What the task asks
Only the lines holding the string "adalah" are needed. Copy each one.

Begin Task data

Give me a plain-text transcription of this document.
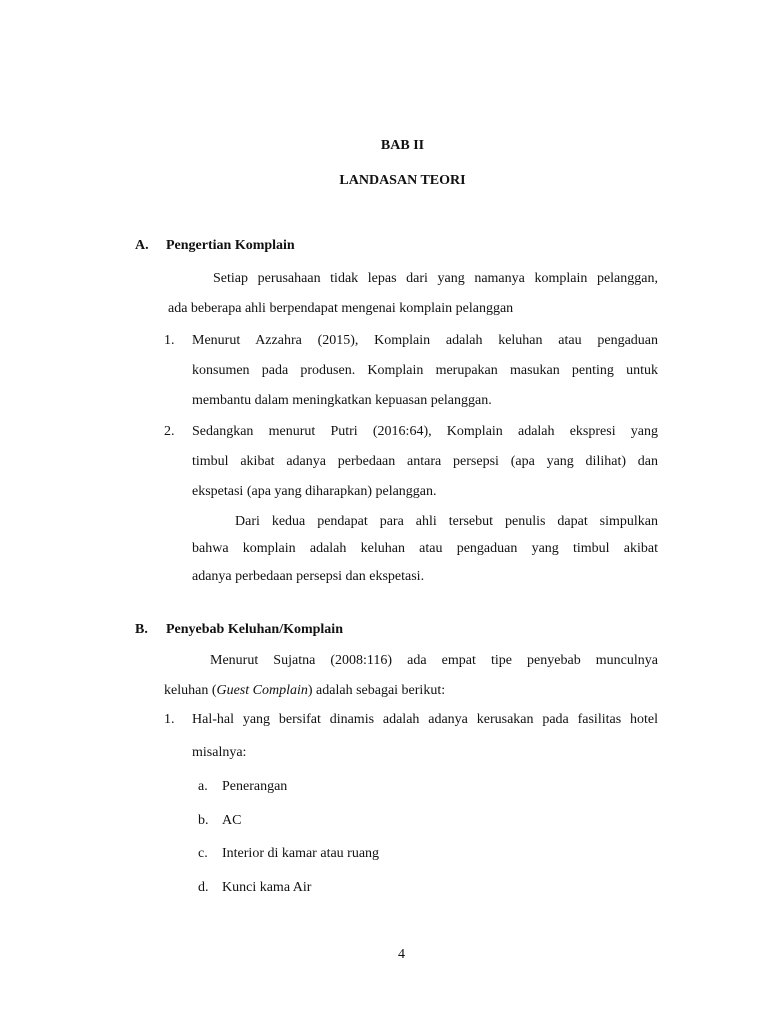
BAB II
LANDASAN TEORI
A. Pengertian Komplain
Setiap perusahaan tidak lepas dari yang namanya komplain pelanggan,
ada beberapa ahli berpendapat mengenai komplain pelanggan
1. Menurut Azzahra (2015), Komplain adalah keluhan atau pengaduan
konsumen pada produsen. Komplain merupakan masukan penting untuk
membantu dalam meningkatkan kepuasan pelanggan.
2. Sedangkan menurut Putri (2016:64), Komplain adalah ekspresi yang
timbul akibat adanya perbedaan antara persepsi (apa yang dilihat) dan
ekspetasi (apa yang diharapkan) pelanggan.
Dari kedua pendapat para ahli tersebut penulis dapat simpulkan
bahwa komplain adalah keluhan atau pengaduan yang timbul akibat
adanya perbedaan persepsi dan ekspetasi.
B. Penyebab Keluhan/Komplain
Menurut Sujatna (2008:116) ada empat tipe penyebab munculnya
keluhan (Guest Complain) adalah sebagai berikut:
1. Hal-hal yang bersifat dinamis adalah adanya kerusakan pada fasilitas hotel
misalnya:
a. Penerangan
b. AC
c. Interior di kamar atau ruang
d. Kunci kama Air
4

End Task data

Correct answer
1. Menurut Azzahra (2015), Komplain adalah keluhan atau pengaduan
2. Sedangkan menurut Putri (2016:64), Komplain adalah ekspresi yang
bahwa komplain adalah keluhan atau pengaduan yang timbul akibat
keluhan (Guest Complain) adalah sebagai berikut:
1. Hal-hal yang bersifat dinamis adalah adanya kerusakan pada fasilitas hotel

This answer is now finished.